--- START OF Supplied data ---
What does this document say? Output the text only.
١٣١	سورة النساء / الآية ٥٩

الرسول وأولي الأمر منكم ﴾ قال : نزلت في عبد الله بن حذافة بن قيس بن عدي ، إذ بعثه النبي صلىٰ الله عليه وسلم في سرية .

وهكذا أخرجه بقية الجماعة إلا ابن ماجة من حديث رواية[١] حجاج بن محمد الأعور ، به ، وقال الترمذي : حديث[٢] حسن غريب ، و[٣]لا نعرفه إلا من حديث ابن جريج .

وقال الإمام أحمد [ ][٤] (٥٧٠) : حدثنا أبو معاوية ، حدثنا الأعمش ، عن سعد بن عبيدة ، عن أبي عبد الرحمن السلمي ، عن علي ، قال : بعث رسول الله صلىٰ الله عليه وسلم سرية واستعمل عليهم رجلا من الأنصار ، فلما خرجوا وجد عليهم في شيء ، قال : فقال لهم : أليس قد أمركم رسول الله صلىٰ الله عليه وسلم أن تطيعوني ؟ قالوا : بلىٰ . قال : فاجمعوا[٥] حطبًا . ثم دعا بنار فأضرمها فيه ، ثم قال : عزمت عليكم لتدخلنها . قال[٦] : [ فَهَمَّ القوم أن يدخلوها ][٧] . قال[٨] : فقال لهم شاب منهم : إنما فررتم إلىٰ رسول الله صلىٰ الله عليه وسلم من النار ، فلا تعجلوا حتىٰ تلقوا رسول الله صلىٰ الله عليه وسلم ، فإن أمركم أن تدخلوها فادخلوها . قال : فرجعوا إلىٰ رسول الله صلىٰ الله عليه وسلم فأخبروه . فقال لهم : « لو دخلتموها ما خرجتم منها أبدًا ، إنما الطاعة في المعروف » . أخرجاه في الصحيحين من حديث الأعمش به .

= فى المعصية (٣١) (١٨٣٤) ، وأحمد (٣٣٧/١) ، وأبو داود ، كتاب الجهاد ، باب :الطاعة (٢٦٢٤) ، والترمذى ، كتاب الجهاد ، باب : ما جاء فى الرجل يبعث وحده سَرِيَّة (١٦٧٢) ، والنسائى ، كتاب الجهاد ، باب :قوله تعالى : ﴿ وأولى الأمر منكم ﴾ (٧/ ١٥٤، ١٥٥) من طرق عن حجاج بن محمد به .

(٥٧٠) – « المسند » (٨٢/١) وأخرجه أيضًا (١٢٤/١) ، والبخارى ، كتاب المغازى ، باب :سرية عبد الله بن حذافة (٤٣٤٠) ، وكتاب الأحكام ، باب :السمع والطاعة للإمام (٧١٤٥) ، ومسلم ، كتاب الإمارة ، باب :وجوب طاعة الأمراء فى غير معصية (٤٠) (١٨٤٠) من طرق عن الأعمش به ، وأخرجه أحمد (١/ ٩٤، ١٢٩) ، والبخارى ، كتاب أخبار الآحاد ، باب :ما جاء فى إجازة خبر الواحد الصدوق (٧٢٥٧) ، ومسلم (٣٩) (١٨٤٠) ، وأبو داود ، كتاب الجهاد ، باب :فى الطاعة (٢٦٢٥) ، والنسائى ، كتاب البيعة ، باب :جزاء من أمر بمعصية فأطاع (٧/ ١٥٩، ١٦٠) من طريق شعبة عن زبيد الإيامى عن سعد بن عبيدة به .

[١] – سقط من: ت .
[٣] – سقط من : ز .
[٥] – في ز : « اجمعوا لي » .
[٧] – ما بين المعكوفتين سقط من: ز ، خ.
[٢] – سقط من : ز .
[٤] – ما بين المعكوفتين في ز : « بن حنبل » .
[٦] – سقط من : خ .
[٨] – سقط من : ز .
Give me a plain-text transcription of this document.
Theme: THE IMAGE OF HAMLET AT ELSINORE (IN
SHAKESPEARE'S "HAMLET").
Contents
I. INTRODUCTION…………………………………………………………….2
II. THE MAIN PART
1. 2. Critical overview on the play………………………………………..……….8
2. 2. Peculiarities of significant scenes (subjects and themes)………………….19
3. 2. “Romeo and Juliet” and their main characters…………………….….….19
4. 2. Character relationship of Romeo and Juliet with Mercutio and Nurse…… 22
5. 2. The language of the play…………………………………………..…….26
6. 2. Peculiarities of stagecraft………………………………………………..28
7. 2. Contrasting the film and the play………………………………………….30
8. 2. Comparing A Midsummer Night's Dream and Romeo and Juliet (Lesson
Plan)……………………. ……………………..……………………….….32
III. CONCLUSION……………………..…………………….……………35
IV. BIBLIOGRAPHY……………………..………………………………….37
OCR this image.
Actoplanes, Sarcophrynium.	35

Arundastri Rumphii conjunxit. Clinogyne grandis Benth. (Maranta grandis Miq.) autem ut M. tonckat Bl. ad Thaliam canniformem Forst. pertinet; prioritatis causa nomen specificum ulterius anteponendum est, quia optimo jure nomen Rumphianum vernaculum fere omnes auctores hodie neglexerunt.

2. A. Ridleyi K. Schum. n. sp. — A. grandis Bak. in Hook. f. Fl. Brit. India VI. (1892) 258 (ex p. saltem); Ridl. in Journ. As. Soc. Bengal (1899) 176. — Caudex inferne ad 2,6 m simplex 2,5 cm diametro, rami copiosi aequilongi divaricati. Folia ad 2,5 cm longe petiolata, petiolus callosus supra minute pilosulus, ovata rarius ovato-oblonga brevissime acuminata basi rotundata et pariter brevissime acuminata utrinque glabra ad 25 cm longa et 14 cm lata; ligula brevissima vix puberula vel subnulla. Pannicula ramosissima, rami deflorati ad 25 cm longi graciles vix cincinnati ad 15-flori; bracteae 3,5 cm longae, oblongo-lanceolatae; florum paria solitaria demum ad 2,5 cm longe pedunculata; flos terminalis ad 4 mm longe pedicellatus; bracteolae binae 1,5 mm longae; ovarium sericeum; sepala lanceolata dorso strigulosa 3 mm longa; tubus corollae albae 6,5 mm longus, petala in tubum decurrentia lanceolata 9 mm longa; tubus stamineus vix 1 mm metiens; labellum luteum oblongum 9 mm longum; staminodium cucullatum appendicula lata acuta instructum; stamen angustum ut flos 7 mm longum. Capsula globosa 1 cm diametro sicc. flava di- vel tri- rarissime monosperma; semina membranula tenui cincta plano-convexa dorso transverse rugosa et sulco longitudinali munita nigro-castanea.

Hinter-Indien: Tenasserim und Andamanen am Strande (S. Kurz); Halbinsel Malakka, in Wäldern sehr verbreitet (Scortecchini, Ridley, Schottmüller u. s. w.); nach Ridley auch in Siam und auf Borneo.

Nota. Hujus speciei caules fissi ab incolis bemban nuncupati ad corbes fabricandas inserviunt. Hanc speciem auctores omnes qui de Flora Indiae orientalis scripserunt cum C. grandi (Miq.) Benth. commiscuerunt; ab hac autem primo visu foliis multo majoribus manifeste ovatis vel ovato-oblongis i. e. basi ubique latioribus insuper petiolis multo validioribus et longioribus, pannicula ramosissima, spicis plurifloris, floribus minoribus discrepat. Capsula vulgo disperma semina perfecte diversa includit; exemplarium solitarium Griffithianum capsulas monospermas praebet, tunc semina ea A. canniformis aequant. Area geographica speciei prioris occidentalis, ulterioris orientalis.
--- END OF Supplied data ---
» Given request:
Look through the entries above and list every line containing "this".

» Final result:
What does this document say? Output the text only.
Give me a plain-text transcription of this document.
OCR this image.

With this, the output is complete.